[Data excerpts]
___

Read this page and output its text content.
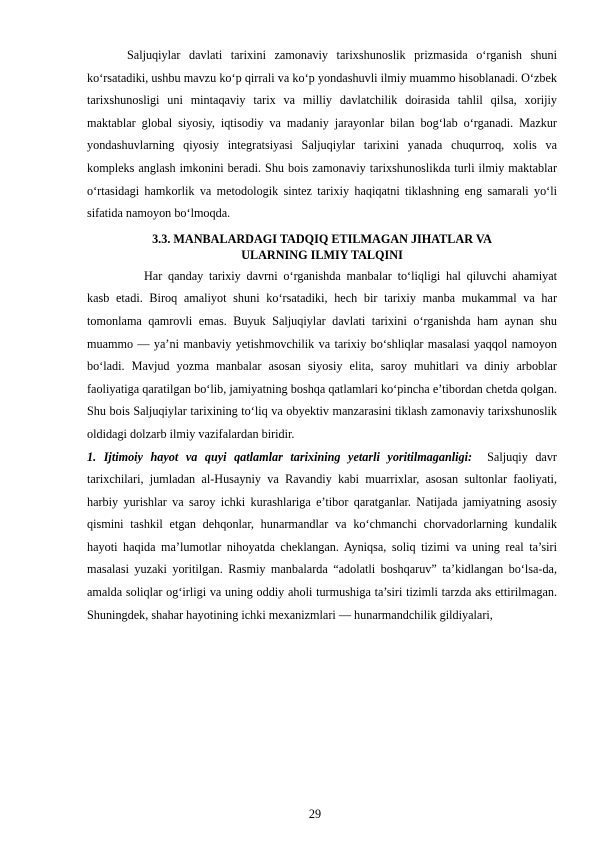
Saljuqiylar davlati tarixini zamonaviy tarixshunoslik prizmasida o‘rganish shuni ko‘rsatadiki, ushbu mavzu ko‘p qirrali va ko‘p yondashuvli ilmiy muammo hisoblanadi. O‘zbek tarixshunosligi uni mintaqaviy tarix va milliy davlatchilik doirasida tahlil qilsa, xorijiy maktablar global siyosiy, iqtisodiy va madaniy jarayonlar bilan bog‘lab o‘rganadi. Mazkur yondashuvlarning qiyosiy integratsiyasi Saljuqiylar tarixini yanada chuqurroq, xolis va kompleks anglash imkonini beradi. Shu bois zamonaviy tarixshunoslikda turli ilmiy maktablar o‘rtasidagi hamkorlik va metodologik sintez tarixiy haqiqatni tiklashning eng samarali yo‘li sifatida namoyon bo‘lmoqda.

3.3. MANBALARDAGI TADQIQ ETILMAGAN JIHATLAR VA
ULARNING ILMIY TALQINI

Har qanday tarixiy davrni o‘rganishda manbalar to‘liqligi hal qiluvchi ahamiyat kasb etadi. Biroq amaliyot shuni ko‘rsatadiki, hech bir tarixiy manba mukammal va har tomonlama qamrovli emas. Buyuk Saljuqiylar davlati tarixini o‘rganishda ham aynan shu muammo — ya’ni manbaviy yetishmovchilik va tarixiy bo‘shliqlar masalasi yaqqol namoyon bo‘ladi. Mavjud yozma manbalar asosan siyosiy elita, saroy muhitlari va diniy arboblar faoliyatiga qaratilgan bo‘lib, jamiyatning boshqa qatlamlari ko‘pincha e’tibordan chetda qolgan. Shu bois Saljuqiylar tarixining to‘liq va obyektiv manzarasini tiklash zamonaviy tarixshunoslik oldidagi dolzarb ilmiy vazifalardan biridir.

1. Ijtimoiy hayot va quyi qatlamlar tarixining yetarli yoritilmaganligi: Saljuqiy davr tarixchilari, jumladan al-Husayniy va Ravandiy kabi muarrixlar, asosan sultonlar faoliyati, harbiy yurishlar va saroy ichki kurashlariga e’tibor qaratganlar. Natijada jamiyatning asosiy qismini tashkil etgan dehqonlar, hunarmandlar va ko‘chmanchi chorvadorlarning kundalik hayoti haqida ma’lumotlar nihoyatda cheklangan. Ayniqsa, soliq tizimi va uning real ta’siri masalasi yuzaki yoritilgan. Rasmiy manbalarda “adolatli boshqaruv” ta’kidlangan bo‘lsa-da, amalda soliqlar og‘irligi va uning oddiy aholi turmushiga ta’siri tizimli tarzda aks ettirilmagan. Shuningdek, shahar hayotining ichki mexanizmlari — hunarmandchilik gildiyalari,

29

___

- _Task statement_: Leave the images out and output the remaining material exactly as it stands.

- _Response_:
Read this page and output its text content.
Saljuqiylar davlati tarixini zamonaviy tarixshunoslik prizmasida o‘rganish shuni ko‘rsatadiki, ushbu mavzu ko‘p qirrali va ko‘p yondashuvli ilmiy muammo hisoblanadi. O‘zbek tarixshunosligi uni mintaqaviy tarix va milliy davlatchilik doirasida tahlil qilsa, xorijiy maktablar global siyosiy, iqtisodiy va madaniy jarayonlar bilan bog‘lab o‘rganadi. Mazkur yondashuvlarning qiyosiy integratsiyasi Saljuqiylar tarixini yanada chuqurroq, xolis va kompleks anglash imkonini beradi. Shu bois zamonaviy tarixshunoslikda turli ilmiy maktablar o‘rtasidagi hamkorlik va metodologik sintez tarixiy haqiqatni tiklashning eng samarali yo‘li sifatida namoyon bo‘lmoqda.

3.3. MANBALARDAGI TADQIQ ETILMAGAN JIHATLAR VA
ULARNING ILMIY TALQINI

Har qanday tarixiy davrni o‘rganishda manbalar to‘liqligi hal qiluvchi ahamiyat kasb etadi. Biroq amaliyot shuni ko‘rsatadiki, hech bir tarixiy manba mukammal va har tomonlama qamrovli emas. Buyuk Saljuqiylar davlati tarixini o‘rganishda ham aynan shu muammo — ya’ni manbaviy yetishmovchilik va tarixiy bo‘shliqlar masalasi yaqqol namoyon bo‘ladi. Mavjud yozma manbalar asosan siyosiy elita, saroy muhitlari va diniy arboblar faoliyatiga qaratilgan bo‘lib, jamiyatning boshqa qatlamlari ko‘pincha e’tibordan chetda qolgan. Shu bois Saljuqiylar tarixining to‘liq va obyektiv manzarasini tiklash zamonaviy tarixshunoslik oldidagi dolzarb ilmiy vazifalardan biridir.

1. Ijtimoiy hayot va quyi qatlamlar tarixining yetarli yoritilmaganligi: Saljuqiy davr tarixchilari, jumladan al-Husayniy va Ravandiy kabi muarrixlar, asosan sultonlar faoliyati, harbiy yurishlar va saroy ichki kurashlariga e’tibor qaratganlar. Natijada jamiyatning asosiy qismini tashkil etgan dehqonlar, hunarmandlar va ko‘chmanchi chorvadorlarning kundalik hayoti haqida ma’lumotlar nihoyatda cheklangan. Ayniqsa, soliq tizimi va uning real ta’siri masalasi yuzaki yoritilgan. Rasmiy manbalarda “adolatli boshqaruv” ta’kidlangan bo‘lsa-da, amalda soliqlar og‘irligi va uning oddiy aholi turmushiga ta’siri tizimli tarzda aks ettirilmagan. Shuningdek, shahar hayotining ichki mexanizmlari — hunarmandchilik gildiyalari,

29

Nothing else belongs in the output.